Rewrite the items from the line that has "y-tick-label: 20°C <box>101 744 125 756</box>" through the line that has "cc-icon <box>39 2093 77 2131</box>", replacing "y-tick-label" with "axis-tick-label" and leaving everything else unchanged.

Record excerpts:
— Begin —

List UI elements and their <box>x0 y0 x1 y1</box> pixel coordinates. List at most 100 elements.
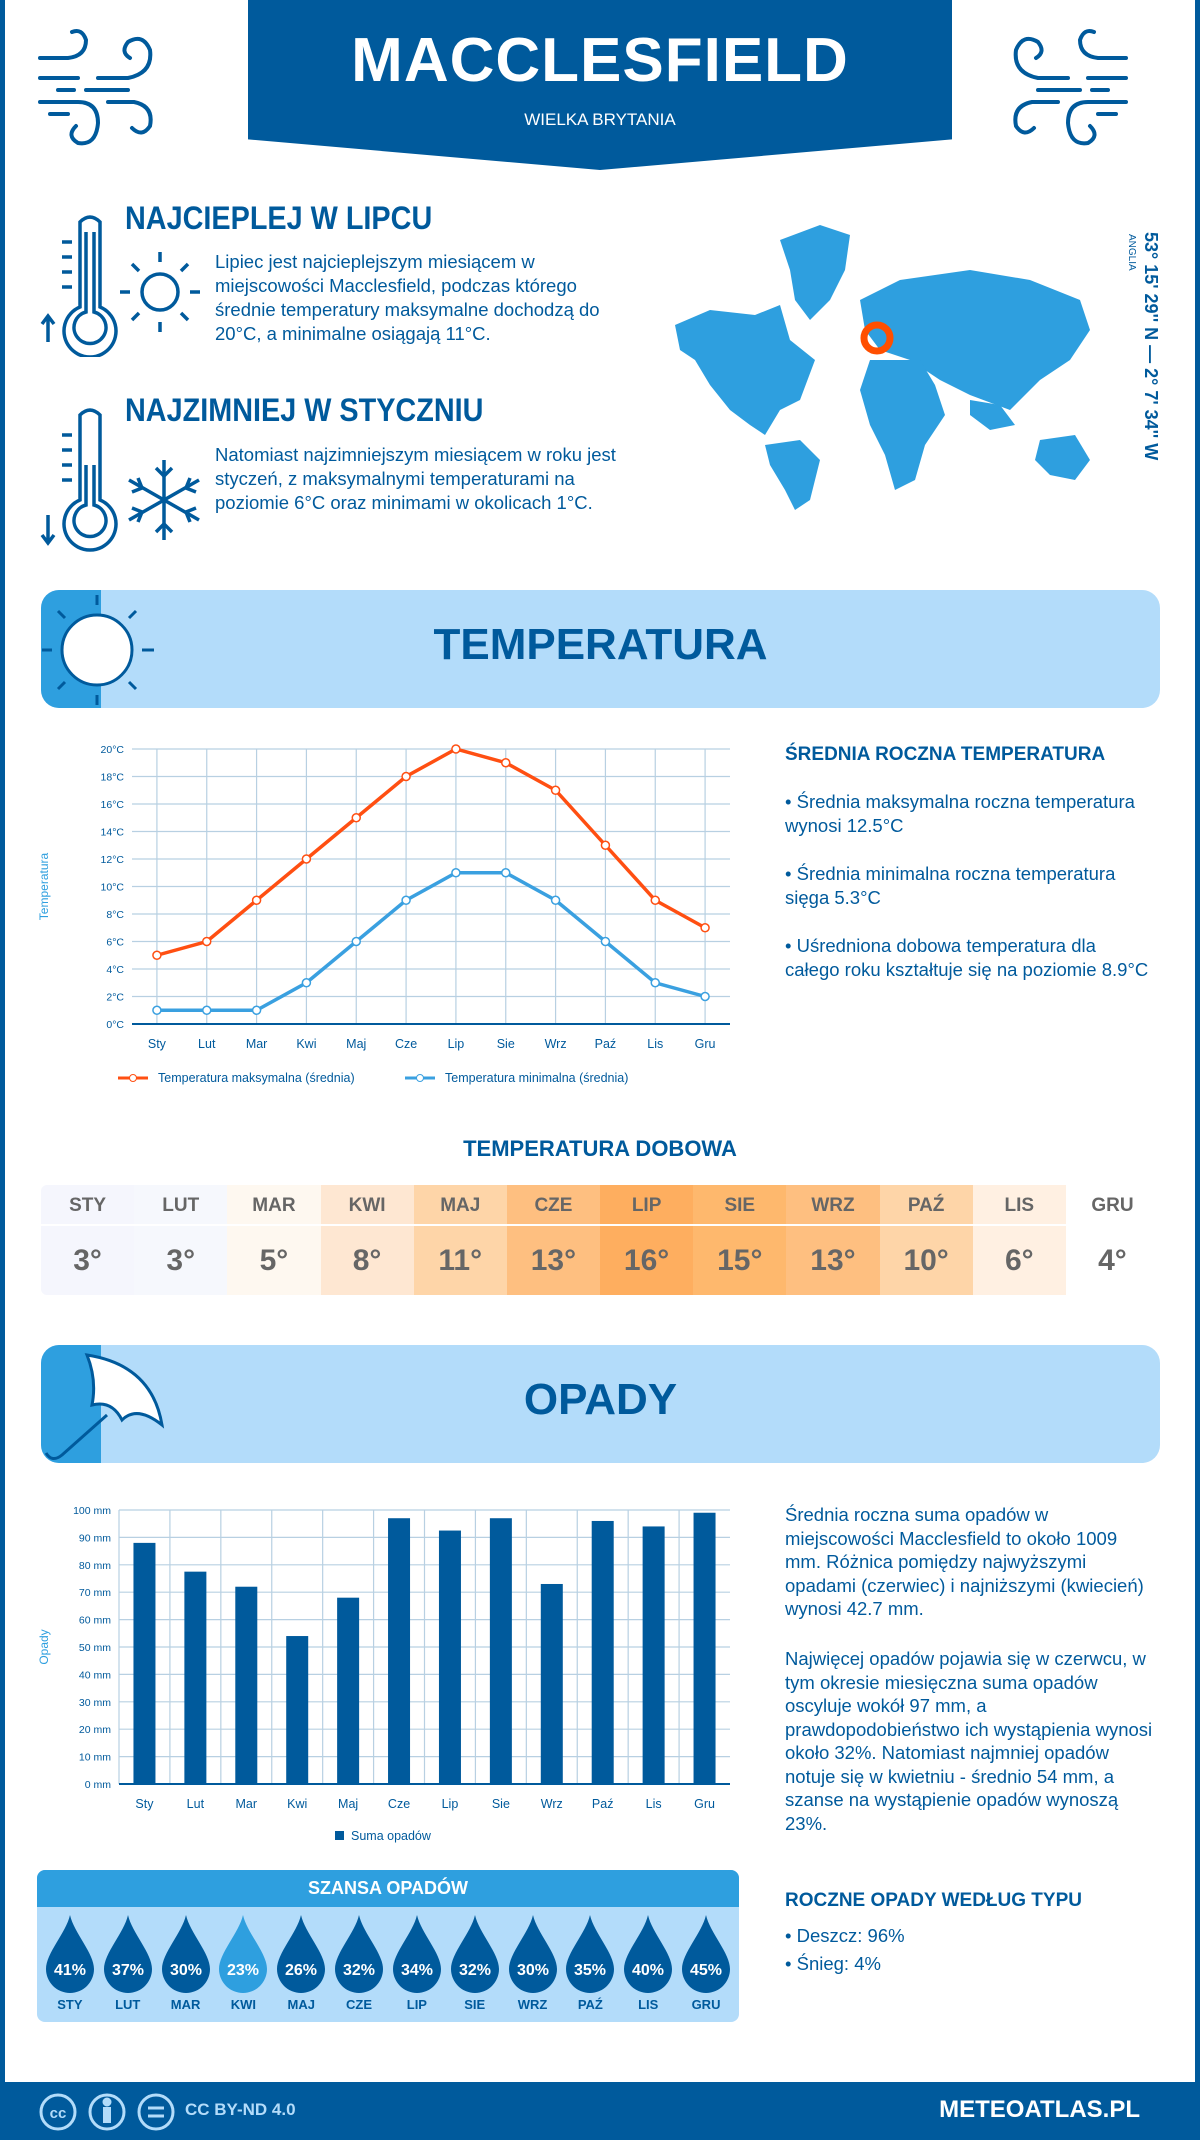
y-tick-label: 20°C <box>101 744 125 756</box>
coldest-text: Natomiast najzimniejszym miesiącem w rok… <box>215 444 616 513</box>
precip-chance-panel: SZANSA OPADÓW 41% STY 37% LUT 30% MAR 23% KWI 26… <box>37 1870 739 2022</box>
y-axis-label: Temperatura <box>37 852 51 920</box>
y-tick-label: 70 mm <box>79 1587 111 1599</box>
chance-value: 23% <box>227 1962 259 1979</box>
cc-icon <box>39 2093 77 2131</box>
warmest-text: Lipiec jest najcieplejszym miesiącem w m… <box>215 251 600 344</box>
temp-value: 8° <box>352 1243 382 1277</box>
y-tick-label: 10°C <box>101 882 125 894</box>
data-point <box>550 785 561 795</box>
raindrop-icon: 23% <box>219 1915 268 1993</box>
daily-temp-lip: LIP 16° <box>600 1185 694 1295</box>
daily-temp-cze: CZE 13° <box>506 1185 601 1295</box>
raindrop-icon: 37% <box>103 1915 152 1993</box>
chance-value: 37% <box>112 1962 144 1979</box>
x-tick-label: Paź <box>592 1797 614 1811</box>
precip-chance-wrz: 30% WRZ <box>505 1913 561 2012</box>
x-tick-label: Sty <box>135 1797 154 1811</box>
x-tick-label: Lip <box>442 1797 459 1811</box>
precip-chance-mar: 30% MAR <box>158 1913 214 2012</box>
x-tick-label: Wrz <box>541 1797 563 1811</box>
month-label: MAR <box>170 1997 201 2012</box>
bar <box>438 1530 461 1784</box>
wind-icon <box>1013 29 1128 146</box>
raindrop-icon: 30% <box>161 1915 210 1993</box>
month-label: LIP <box>406 1997 427 2012</box>
chance-value: 30% <box>517 1962 549 1979</box>
daily-temp-lis: LIS 6° <box>972 1185 1066 1295</box>
data-point <box>650 978 660 988</box>
y-tick-label: 10 mm <box>79 1752 111 1764</box>
temp-value: 6° <box>1004 1243 1034 1277</box>
annual-max-text: • Średnia maksymalna roczna temperatura … <box>785 791 1135 836</box>
temp-value: 16° <box>623 1243 670 1277</box>
precip-chance-kwi: 23% KWI <box>215 1913 271 2012</box>
bar <box>235 1586 258 1784</box>
license-icons: cc <box>39 2093 175 2131</box>
data-point <box>251 895 262 905</box>
bar <box>642 1526 665 1784</box>
month-label: LIS <box>972 1185 1066 1226</box>
data-point <box>501 868 511 878</box>
license-text: CC BY-ND 4.0 <box>185 2100 296 2119</box>
daily-temp-kwi: KWI 8° <box>320 1185 414 1295</box>
legend-label: Temperatura maksymalna (średnia) <box>158 1071 355 1085</box>
thermometer-hot-icon <box>40 215 200 357</box>
continents <box>675 225 1090 510</box>
daily-temp-gru: GRU 4° <box>1065 1185 1159 1295</box>
chance-value: 32% <box>343 1962 375 1979</box>
data-point <box>600 840 611 850</box>
month-label: WRZ <box>517 1997 548 2012</box>
daily-temp-table: STY 3° LUT 3° MAR 5° KWI 8° MAJ 11° CZE 13° LIP 16° SI… <box>41 1185 1159 1295</box>
temp-value: 3° <box>166 1243 196 1277</box>
y-tick-label: 40 mm <box>79 1669 111 1681</box>
legend-marker <box>129 1074 137 1082</box>
x-tick-label: Kwi <box>287 1797 307 1811</box>
precip-summary-text: Średnia roczna suma opadów w miejscowośc… <box>785 1504 1144 1619</box>
month-label: KWI <box>320 1185 414 1226</box>
umbrella-icon <box>44 1353 165 1460</box>
y-tick-label: 14°C <box>101 827 125 839</box>
page-frame <box>0 0 1200 2085</box>
data-point <box>301 854 312 864</box>
chance-value: 30% <box>170 1962 202 1979</box>
month-label: GRU <box>1065 1185 1159 1226</box>
temperature-title: TEMPERATURA <box>433 620 768 669</box>
precip-chance-lis: 40% LIS <box>620 1913 676 2012</box>
x-tick-label: Lis <box>646 1797 662 1811</box>
world-map <box>675 225 1090 510</box>
precip-chance-lut: 37% LUT <box>100 1913 156 2012</box>
bar <box>540 1583 563 1784</box>
month-label: LIS <box>638 1997 659 2012</box>
daily-temp-sie: SIE 15° <box>693 1185 787 1295</box>
site-link[interactable]: METEOATLAS.PL <box>939 2096 1140 2123</box>
chance-value: 35% <box>574 1962 606 1979</box>
month-label: STY <box>41 1185 135 1226</box>
temp-value: 5° <box>259 1243 289 1277</box>
raindrop-icon: 40% <box>624 1915 673 1993</box>
month-label: CZE <box>506 1185 601 1226</box>
x-tick-label: Wrz <box>545 1037 567 1051</box>
x-tick-label: Sie <box>492 1797 510 1811</box>
x-tick-label: Lip <box>448 1037 465 1051</box>
month-label: CZE <box>346 1997 373 2012</box>
data-point <box>351 936 361 947</box>
sun-icon <box>42 595 154 705</box>
x-tick-label: Paź <box>595 1037 617 1051</box>
y-tick-label: 2°C <box>106 992 124 1004</box>
precip-chance-lip: 34% LIP <box>389 1913 445 2012</box>
data-point <box>202 1005 212 1015</box>
y-tick-label: 18°C <box>101 772 125 784</box>
chance-value: 26% <box>285 1962 317 1979</box>
daily-temp-lut: LUT 3° <box>134 1185 228 1295</box>
coordinates: 53° 15' 29'' N — 2° 7' 34'' W <box>1141 232 1161 461</box>
month-label: WRZ <box>786 1185 880 1226</box>
y-tick-label: 100 mm <box>73 1505 111 1517</box>
daily-temp-sty: STY 3° <box>41 1185 135 1295</box>
data-point <box>301 978 312 988</box>
month-label: SIE <box>464 1997 486 2012</box>
daily-temp-mar: MAR 5° <box>227 1185 321 1295</box>
month-label: LIP <box>600 1185 694 1226</box>
y-tick-label: 60 mm <box>79 1615 111 1627</box>
wind-icon <box>38 29 153 146</box>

— End —

The answer:
axis-tick-label: 20°C <box>101 744 125 756</box>
coldest-text: Natomiast najzimniejszym miesiącem w rok… <box>215 444 616 513</box>
precip-chance-panel: SZANSA OPADÓW 41% STY 37% LUT 30% MAR 23% KWI 26… <box>37 1870 739 2022</box>
y-axis-label: Temperatura <box>37 852 51 920</box>
axis-tick-label: 70 mm <box>79 1587 111 1599</box>
chance-value: 23% <box>227 1962 259 1979</box>
cc-icon <box>39 2093 77 2131</box>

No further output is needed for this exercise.